_Objective_. Write out the full set of records below exactly.

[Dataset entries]
------------------------------------
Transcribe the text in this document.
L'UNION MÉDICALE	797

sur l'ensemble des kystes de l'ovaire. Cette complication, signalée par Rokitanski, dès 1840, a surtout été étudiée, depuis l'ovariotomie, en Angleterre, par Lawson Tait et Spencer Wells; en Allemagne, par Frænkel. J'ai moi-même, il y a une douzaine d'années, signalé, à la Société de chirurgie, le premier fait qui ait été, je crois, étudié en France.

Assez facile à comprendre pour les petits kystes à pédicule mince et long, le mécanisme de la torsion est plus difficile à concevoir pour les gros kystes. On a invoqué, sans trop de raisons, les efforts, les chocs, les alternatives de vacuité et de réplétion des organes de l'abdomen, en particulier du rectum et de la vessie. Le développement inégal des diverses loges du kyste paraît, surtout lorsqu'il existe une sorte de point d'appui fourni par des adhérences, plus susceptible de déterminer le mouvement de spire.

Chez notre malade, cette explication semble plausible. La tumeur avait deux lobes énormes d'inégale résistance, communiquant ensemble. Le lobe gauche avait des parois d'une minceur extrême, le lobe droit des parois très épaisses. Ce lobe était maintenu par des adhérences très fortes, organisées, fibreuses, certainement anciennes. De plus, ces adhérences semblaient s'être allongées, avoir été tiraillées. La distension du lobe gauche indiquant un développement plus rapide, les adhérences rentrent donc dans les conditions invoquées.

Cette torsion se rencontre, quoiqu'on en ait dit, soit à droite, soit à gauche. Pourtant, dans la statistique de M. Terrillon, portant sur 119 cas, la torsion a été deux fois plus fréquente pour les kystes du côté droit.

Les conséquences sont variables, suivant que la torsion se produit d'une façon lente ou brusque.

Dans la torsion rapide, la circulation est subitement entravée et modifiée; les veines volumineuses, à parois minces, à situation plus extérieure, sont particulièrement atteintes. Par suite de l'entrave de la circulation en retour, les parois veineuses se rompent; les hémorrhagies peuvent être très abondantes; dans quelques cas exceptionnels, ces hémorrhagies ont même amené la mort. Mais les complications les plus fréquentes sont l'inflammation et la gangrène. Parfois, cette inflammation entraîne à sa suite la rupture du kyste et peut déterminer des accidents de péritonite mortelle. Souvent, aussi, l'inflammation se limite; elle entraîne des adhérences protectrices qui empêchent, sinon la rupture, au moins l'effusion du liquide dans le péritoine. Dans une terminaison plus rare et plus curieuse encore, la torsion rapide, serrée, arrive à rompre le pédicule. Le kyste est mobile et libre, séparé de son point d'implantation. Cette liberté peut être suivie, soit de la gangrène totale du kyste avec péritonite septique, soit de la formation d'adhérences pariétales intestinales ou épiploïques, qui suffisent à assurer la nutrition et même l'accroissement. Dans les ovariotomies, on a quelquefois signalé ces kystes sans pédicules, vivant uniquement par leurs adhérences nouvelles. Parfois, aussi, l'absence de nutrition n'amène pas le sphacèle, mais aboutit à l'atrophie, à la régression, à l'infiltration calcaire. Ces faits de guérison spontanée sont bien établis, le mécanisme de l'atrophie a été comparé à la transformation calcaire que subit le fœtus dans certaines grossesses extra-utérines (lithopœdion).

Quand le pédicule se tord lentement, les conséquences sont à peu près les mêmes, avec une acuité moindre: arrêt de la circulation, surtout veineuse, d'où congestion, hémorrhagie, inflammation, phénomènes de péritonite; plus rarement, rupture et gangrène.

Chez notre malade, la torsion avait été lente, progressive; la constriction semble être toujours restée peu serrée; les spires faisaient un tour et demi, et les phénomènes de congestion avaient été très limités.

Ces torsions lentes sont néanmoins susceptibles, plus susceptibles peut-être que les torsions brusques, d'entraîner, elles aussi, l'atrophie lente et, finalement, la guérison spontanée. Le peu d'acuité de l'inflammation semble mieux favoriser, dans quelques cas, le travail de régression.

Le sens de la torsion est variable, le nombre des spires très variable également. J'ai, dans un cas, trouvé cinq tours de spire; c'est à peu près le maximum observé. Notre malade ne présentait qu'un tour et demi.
------------------------------------
_Reply_.
Transcribe the text in this document.
L'UNION MÉDICALE	797

sur l'ensemble des kystes de l'ovaire. Cette complication, signalée par Rokitanski, dès 1840, a surtout été étudiée, depuis l'ovariotomie, en Angleterre, par Lawson Tait et Spencer Wells; en Allemagne, par Frænkel. J'ai moi-même, il y a une douzaine d'années, signalé, à la Société de chirurgie, le premier fait qui ait été, je crois, étudié en France.

Assez facile à comprendre pour les petits kystes à pédicule mince et long, le mécanisme de la torsion est plus difficile à concevoir pour les gros kystes. On a invoqué, sans trop de raisons, les efforts, les chocs, les alternatives de vacuité et de réplétion des organes de l'abdomen, en particulier du rectum et de la vessie. Le développement inégal des diverses loges du kyste paraît, surtout lorsqu'il existe une sorte de point d'appui fourni par des adhérences, plus susceptible de déterminer le mouvement de spire.

Chez notre malade, cette explication semble plausible. La tumeur avait deux lobes énormes d'inégale résistance, communiquant ensemble. Le lobe gauche avait des parois d'une minceur extrême, le lobe droit des parois très épaisses. Ce lobe était maintenu par des adhérences très fortes, organisées, fibreuses, certainement anciennes. De plus, ces adhérences semblaient s'être allongées, avoir été tiraillées. La distension du lobe gauche indiquant un développement plus rapide, les adhérences rentrent donc dans les conditions invoquées.

Cette torsion se rencontre, quoiqu'on en ait dit, soit à droite, soit à gauche. Pourtant, dans la statistique de M. Terrillon, portant sur 119 cas, la torsion a été deux fois plus fréquente pour les kystes du côté droit.

Les conséquences sont variables, suivant que la torsion se produit d'une façon lente ou brusque.

Dans la torsion rapide, la circulation est subitement entravée et modifiée; les veines volumineuses, à parois minces, à situation plus extérieure, sont particulièrement atteintes. Par suite de l'entrave de la circulation en retour, les parois veineuses se rompent; les hémorrhagies peuvent être très abondantes; dans quelques cas exceptionnels, ces hémorrhagies ont même amené la mort. Mais les complications les plus fréquentes sont l'inflammation et la gangrène. Parfois, cette inflammation entraîne à sa suite la rupture du kyste et peut déterminer des accidents de péritonite mortelle. Souvent, aussi, l'inflammation se limite; elle entraîne des adhérences protectrices qui empêchent, sinon la rupture, au moins l'effusion du liquide dans le péritoine. Dans une terminaison plus rare et plus curieuse encore, la torsion rapide, serrée, arrive à rompre le pédicule. Le kyste est mobile et libre, séparé de son point d'implantation. Cette liberté peut être suivie, soit de la gangrène totale du kyste avec péritonite septique, soit de la formation d'adhérences pariétales intestinales ou épiploïques, qui suffisent à assurer la nutrition et même l'accroissement. Dans les ovariotomies, on a quelquefois signalé ces kystes sans pédicules, vivant uniquement par leurs adhérences nouvelles. Parfois, aussi, l'absence de nutrition n'amène pas le sphacèle, mais aboutit à l'atrophie, à la régression, à l'infiltration calcaire. Ces faits de guérison spontanée sont bien établis, le mécanisme de l'atrophie a été comparé à la transformation calcaire que subit le fœtus dans certaines grossesses extra-utérines (lithopœdion).

Quand le pédicule se tord lentement, les conséquences sont à peu près les mêmes, avec une acuité moindre: arrêt de la circulation, surtout veineuse, d'où congestion, hémorrhagie, inflammation, phénomènes de péritonite; plus rarement, rupture et gangrène.

Chez notre malade, la torsion avait été lente, progressive; la constriction semble être toujours restée peu serrée; les spires faisaient un tour et demi, et les phénomènes de congestion avaient été très limités.

Ces torsions lentes sont néanmoins susceptibles, plus susceptibles peut-être que les torsions brusques, d'entraîner, elles aussi, l'atrophie lente et, finalement, la guérison spontanée. Le peu d'acuité de l'inflammation semble mieux favoriser, dans quelques cas, le travail de régression.

Le sens de la torsion est variable, le nombre des spires très variable également. J'ai, dans un cas, trouvé cinq tours de spire; c'est à peu près le maximum observé. Notre malade ne présentait qu'un tour et demi.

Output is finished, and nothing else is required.